**Stated problem**
Find the lines in these entries that include the word "telah" and state how many there are, with no other words.

**Available data**
-----

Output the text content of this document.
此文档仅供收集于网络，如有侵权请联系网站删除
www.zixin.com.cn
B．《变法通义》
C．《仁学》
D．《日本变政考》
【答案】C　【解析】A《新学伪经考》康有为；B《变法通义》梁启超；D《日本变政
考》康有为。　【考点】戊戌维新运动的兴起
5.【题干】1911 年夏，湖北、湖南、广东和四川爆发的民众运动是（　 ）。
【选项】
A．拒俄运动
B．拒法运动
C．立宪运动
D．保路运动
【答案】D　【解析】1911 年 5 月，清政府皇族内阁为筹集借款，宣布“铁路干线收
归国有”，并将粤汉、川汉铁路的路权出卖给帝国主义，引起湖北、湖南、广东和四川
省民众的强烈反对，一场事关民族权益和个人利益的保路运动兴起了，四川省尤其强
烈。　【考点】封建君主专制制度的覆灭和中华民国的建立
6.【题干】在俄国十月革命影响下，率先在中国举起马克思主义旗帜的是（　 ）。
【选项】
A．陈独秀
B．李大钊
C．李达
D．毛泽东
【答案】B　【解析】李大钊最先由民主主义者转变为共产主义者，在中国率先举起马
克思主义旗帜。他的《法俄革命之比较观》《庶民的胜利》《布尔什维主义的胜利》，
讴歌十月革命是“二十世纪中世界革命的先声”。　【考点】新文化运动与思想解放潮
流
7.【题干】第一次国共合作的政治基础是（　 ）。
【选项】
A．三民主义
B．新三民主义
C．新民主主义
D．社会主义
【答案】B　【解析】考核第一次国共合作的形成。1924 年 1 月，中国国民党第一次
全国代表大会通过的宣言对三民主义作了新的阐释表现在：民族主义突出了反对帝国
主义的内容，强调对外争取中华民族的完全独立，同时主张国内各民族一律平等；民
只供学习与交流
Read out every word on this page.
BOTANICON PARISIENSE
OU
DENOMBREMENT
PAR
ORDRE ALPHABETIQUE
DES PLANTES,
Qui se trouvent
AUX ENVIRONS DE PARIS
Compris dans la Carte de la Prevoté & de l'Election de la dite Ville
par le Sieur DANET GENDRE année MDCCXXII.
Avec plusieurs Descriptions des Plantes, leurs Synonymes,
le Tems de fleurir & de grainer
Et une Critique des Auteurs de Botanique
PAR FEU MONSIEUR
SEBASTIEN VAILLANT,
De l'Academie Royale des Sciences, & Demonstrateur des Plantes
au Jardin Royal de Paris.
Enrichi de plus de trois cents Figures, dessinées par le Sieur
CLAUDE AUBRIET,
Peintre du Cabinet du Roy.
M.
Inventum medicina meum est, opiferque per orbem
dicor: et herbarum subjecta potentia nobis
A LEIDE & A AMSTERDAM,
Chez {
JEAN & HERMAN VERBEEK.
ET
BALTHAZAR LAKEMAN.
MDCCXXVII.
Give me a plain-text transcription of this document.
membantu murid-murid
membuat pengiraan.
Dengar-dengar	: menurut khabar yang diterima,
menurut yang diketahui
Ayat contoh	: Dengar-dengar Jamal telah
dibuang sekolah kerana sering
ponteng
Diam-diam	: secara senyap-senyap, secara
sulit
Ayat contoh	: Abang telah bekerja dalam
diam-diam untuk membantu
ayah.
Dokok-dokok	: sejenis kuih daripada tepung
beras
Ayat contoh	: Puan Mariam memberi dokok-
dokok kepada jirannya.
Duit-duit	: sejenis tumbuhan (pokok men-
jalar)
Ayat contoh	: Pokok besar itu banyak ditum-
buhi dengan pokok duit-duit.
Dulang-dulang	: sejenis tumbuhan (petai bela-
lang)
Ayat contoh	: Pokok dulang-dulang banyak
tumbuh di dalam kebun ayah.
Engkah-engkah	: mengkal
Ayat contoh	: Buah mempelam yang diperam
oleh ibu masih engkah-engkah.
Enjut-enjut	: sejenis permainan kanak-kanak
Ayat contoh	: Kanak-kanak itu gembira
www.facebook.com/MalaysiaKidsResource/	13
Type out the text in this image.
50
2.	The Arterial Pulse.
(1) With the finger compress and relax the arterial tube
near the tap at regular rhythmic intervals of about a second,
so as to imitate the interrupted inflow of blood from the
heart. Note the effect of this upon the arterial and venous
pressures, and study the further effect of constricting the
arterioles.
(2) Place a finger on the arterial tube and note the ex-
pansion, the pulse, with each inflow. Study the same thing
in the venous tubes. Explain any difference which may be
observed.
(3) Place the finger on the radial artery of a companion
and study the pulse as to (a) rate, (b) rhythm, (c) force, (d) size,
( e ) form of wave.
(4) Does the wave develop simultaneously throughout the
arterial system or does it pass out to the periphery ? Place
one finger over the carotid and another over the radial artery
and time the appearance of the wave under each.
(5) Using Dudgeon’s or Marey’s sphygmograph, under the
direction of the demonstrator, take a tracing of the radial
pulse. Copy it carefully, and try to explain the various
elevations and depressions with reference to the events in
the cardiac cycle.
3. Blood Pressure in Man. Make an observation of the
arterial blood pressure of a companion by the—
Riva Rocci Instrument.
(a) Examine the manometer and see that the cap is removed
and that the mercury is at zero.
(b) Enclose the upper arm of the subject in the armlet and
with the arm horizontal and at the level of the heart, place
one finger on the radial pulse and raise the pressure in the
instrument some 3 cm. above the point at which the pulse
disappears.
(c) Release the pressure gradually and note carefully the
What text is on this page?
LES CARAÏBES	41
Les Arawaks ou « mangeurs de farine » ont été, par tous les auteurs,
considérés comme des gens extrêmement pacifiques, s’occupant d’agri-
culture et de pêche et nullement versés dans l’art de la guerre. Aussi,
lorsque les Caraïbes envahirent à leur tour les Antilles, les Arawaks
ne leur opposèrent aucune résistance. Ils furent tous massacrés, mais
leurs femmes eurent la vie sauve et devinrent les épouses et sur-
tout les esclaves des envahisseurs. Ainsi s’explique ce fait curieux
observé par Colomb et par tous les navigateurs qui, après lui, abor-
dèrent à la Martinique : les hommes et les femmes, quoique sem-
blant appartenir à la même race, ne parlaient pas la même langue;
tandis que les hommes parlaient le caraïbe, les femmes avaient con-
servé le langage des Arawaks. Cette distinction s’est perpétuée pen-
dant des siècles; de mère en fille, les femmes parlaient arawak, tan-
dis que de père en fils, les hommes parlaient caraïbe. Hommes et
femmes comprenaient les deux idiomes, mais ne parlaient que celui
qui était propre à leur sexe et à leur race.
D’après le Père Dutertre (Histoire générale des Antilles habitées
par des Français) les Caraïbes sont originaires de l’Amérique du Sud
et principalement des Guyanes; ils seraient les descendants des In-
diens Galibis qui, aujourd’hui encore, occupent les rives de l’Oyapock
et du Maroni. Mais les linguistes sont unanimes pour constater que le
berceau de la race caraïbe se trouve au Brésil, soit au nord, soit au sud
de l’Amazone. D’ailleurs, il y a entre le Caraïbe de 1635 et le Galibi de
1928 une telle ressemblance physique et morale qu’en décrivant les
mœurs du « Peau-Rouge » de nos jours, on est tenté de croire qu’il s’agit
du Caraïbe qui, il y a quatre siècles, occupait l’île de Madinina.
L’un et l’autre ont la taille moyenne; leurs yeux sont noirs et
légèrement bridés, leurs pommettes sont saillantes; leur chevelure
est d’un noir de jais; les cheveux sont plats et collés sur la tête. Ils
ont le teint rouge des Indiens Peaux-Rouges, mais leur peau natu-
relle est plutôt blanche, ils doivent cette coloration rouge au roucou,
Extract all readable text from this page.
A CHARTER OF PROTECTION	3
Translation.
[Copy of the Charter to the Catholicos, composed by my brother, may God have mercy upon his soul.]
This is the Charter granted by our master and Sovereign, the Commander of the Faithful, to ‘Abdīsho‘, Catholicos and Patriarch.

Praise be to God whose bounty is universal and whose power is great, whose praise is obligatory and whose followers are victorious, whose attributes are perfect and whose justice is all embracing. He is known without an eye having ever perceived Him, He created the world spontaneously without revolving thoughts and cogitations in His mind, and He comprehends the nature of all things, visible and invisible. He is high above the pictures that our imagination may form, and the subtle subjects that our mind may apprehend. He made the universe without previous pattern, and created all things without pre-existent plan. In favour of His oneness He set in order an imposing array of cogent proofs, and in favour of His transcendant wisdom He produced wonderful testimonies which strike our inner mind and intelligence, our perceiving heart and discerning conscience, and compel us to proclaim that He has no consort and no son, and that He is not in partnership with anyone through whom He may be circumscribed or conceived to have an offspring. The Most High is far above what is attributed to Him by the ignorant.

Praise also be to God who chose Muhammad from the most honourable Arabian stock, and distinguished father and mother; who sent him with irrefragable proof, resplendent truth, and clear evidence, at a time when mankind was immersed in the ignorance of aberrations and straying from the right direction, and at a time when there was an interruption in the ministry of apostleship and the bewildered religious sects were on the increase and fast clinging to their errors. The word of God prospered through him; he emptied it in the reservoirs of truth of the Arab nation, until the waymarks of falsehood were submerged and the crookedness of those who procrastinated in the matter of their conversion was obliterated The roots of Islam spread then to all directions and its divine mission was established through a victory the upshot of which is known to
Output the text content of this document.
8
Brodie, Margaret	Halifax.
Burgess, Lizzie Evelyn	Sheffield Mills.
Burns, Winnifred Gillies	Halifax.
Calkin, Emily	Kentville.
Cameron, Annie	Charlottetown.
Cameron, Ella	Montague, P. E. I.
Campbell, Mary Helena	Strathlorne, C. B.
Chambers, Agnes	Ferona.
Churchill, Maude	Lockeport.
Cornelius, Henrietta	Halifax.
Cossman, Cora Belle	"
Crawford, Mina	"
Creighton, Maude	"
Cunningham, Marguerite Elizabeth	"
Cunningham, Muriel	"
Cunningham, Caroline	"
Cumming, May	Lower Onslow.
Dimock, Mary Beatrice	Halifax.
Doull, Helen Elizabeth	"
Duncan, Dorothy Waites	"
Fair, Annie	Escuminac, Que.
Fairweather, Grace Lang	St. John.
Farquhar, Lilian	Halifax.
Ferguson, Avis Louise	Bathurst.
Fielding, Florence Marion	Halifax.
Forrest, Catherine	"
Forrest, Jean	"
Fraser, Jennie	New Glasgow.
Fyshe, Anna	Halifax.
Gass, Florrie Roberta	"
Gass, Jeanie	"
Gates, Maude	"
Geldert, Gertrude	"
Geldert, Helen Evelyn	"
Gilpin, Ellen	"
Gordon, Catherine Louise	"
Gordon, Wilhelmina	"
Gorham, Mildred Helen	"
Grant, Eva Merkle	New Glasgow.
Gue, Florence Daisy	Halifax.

-----

**The result**
2